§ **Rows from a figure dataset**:
╔══
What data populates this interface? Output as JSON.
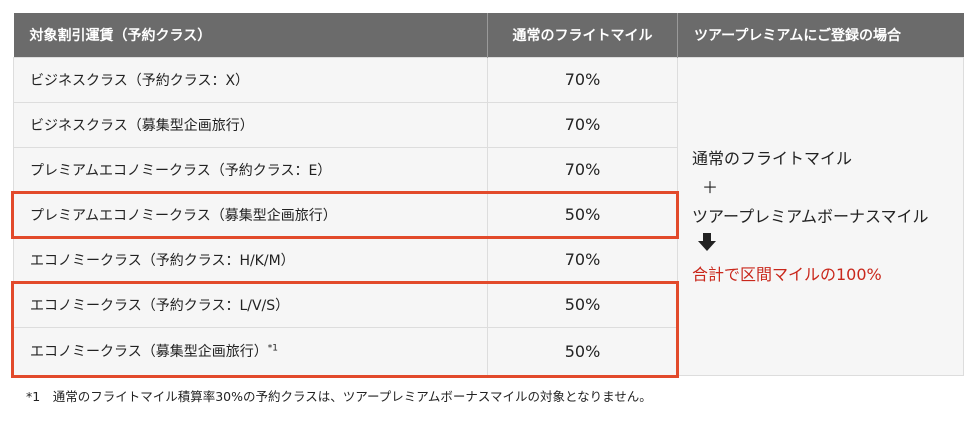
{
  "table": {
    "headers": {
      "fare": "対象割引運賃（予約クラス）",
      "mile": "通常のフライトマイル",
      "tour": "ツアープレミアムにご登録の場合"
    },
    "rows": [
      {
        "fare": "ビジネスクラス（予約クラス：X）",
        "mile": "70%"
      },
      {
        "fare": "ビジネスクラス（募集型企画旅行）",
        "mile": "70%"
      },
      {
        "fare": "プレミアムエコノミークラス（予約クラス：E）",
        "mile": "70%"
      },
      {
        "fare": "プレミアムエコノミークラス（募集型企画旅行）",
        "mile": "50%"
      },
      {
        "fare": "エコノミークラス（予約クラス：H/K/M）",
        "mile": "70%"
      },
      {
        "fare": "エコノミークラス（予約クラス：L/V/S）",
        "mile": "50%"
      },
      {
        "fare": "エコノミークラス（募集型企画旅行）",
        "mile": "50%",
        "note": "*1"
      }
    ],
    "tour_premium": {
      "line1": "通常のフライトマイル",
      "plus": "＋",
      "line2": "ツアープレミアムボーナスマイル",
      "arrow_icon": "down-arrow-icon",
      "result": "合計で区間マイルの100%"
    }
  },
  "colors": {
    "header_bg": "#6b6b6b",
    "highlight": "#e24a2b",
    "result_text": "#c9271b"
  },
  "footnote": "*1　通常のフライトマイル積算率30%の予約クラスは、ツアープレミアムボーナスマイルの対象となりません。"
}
╚══
§ **Brief**: Look for the word "募集型企画旅行" in every line of the listing and copy the lines that have it.

§ **Solution to this exercise**:
        "fare": "ビジネスクラス（募集型企画旅行）",
        "fare": "プレミアムエコノミークラス（募集型企画旅行）",
        "fare": "エコノミークラス（募集型企画旅行）",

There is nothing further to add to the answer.